Exercise details: Pull out each line of the data that includes the word "있습니다".

Extracted material:
============

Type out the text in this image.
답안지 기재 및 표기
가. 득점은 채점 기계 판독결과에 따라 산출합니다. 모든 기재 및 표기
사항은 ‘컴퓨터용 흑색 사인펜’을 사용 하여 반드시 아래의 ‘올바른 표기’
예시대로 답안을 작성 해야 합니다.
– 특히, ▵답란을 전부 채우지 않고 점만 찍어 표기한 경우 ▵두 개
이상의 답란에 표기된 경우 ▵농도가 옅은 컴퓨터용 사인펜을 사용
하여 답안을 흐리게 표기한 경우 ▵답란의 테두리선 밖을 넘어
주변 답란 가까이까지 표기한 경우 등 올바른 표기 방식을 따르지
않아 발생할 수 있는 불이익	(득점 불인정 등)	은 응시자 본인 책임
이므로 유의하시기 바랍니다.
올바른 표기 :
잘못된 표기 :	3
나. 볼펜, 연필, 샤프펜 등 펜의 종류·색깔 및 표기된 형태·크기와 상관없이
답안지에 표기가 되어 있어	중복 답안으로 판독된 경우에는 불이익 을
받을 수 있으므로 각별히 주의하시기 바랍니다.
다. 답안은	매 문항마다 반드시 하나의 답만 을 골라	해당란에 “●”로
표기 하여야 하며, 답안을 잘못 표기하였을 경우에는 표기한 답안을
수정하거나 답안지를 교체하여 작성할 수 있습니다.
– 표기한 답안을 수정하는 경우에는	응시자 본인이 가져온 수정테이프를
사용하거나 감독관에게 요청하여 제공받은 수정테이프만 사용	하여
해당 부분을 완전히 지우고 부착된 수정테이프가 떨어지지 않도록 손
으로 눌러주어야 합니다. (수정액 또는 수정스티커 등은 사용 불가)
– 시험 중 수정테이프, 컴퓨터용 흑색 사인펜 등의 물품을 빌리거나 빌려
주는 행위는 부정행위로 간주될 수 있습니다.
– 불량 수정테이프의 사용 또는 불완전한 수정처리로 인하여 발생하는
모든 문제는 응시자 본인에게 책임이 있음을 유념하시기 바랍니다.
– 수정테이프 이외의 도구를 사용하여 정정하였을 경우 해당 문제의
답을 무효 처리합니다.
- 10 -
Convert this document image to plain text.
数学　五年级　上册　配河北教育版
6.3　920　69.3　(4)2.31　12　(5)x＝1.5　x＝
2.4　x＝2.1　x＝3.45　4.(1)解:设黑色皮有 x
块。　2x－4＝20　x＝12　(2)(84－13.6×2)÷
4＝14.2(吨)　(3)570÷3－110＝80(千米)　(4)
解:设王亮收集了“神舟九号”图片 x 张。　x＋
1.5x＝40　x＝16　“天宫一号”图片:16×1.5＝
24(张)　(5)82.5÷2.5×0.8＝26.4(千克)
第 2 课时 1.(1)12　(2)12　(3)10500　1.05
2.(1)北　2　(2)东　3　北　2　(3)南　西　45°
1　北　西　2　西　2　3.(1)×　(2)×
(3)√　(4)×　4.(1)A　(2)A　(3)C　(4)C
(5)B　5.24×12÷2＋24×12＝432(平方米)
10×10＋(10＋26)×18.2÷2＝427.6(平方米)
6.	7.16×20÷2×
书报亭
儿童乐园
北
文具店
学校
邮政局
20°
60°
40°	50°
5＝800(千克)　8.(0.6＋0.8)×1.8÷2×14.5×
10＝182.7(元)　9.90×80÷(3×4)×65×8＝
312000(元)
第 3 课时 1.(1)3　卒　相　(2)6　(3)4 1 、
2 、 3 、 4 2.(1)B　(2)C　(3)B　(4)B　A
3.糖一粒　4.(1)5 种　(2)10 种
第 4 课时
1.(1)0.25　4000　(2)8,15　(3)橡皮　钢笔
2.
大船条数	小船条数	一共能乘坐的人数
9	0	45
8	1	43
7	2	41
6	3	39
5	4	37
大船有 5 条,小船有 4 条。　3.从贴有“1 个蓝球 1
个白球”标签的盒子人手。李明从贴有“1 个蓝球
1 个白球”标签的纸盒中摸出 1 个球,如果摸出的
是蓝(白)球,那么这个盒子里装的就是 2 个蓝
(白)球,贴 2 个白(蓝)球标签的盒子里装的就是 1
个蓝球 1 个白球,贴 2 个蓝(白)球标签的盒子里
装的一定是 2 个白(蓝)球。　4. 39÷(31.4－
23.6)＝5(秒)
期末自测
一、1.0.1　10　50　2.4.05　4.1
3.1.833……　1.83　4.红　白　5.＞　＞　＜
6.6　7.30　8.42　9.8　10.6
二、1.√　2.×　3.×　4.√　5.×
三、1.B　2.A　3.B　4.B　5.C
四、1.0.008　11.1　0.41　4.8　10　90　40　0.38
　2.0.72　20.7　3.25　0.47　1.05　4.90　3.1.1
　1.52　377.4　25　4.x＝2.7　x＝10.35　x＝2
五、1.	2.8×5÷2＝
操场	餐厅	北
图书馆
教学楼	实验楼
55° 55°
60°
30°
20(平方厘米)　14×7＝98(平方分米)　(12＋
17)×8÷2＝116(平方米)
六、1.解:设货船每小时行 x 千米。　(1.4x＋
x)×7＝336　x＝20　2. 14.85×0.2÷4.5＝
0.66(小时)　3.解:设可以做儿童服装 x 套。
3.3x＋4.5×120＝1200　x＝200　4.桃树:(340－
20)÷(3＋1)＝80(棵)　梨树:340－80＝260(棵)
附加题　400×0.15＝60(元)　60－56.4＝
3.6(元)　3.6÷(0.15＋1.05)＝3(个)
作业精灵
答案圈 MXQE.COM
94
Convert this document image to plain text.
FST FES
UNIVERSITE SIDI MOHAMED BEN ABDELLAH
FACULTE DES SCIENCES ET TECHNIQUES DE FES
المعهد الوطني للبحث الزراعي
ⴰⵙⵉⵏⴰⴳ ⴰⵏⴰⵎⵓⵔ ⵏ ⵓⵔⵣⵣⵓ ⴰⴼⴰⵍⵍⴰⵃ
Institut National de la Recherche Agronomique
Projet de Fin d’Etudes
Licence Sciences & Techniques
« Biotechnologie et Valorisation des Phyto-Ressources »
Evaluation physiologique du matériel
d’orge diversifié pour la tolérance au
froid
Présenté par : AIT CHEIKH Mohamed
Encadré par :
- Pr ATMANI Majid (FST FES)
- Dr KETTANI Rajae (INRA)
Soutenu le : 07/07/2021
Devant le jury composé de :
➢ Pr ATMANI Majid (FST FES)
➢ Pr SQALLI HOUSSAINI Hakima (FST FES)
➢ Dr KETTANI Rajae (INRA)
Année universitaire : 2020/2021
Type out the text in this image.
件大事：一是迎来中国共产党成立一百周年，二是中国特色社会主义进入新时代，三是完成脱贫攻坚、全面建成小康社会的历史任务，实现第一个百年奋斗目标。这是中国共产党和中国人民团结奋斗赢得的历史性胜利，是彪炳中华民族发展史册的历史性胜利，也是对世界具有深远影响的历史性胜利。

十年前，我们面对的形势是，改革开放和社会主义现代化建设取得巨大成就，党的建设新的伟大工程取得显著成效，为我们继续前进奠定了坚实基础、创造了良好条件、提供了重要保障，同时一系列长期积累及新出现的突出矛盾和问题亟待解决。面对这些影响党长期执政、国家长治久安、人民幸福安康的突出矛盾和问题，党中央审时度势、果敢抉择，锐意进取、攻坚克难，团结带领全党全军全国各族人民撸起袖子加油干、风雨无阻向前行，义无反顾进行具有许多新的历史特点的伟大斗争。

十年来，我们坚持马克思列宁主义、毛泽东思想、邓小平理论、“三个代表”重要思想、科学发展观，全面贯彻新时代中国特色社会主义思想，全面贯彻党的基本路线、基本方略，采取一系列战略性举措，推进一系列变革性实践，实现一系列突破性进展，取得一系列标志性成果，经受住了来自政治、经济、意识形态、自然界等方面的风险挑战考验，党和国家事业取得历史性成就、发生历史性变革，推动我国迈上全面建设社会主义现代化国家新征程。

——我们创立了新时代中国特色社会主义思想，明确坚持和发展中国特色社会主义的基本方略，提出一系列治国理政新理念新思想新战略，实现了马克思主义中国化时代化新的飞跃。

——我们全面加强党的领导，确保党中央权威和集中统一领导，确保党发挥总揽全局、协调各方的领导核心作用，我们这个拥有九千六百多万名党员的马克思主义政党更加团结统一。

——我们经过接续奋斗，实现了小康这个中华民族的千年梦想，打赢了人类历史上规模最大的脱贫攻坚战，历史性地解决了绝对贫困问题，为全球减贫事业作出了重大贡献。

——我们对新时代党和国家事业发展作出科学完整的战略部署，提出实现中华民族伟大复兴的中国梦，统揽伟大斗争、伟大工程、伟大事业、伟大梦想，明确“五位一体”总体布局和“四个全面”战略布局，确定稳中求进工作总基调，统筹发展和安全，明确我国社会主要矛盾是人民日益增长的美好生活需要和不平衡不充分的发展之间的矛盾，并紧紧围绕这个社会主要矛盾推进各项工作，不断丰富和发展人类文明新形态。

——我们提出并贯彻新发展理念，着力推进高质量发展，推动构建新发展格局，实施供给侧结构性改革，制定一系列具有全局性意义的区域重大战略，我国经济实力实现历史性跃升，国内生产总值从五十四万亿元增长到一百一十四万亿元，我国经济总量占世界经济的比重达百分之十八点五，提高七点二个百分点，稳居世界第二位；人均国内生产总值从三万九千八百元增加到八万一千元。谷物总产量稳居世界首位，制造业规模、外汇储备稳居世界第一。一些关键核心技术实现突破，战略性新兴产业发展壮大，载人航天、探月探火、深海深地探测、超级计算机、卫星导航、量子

============

Complete output:
수정하거나 답안지를 교체하여 작성할 수 있습니다.
주는 행위는 부정행위로 간주될 수 있습니다.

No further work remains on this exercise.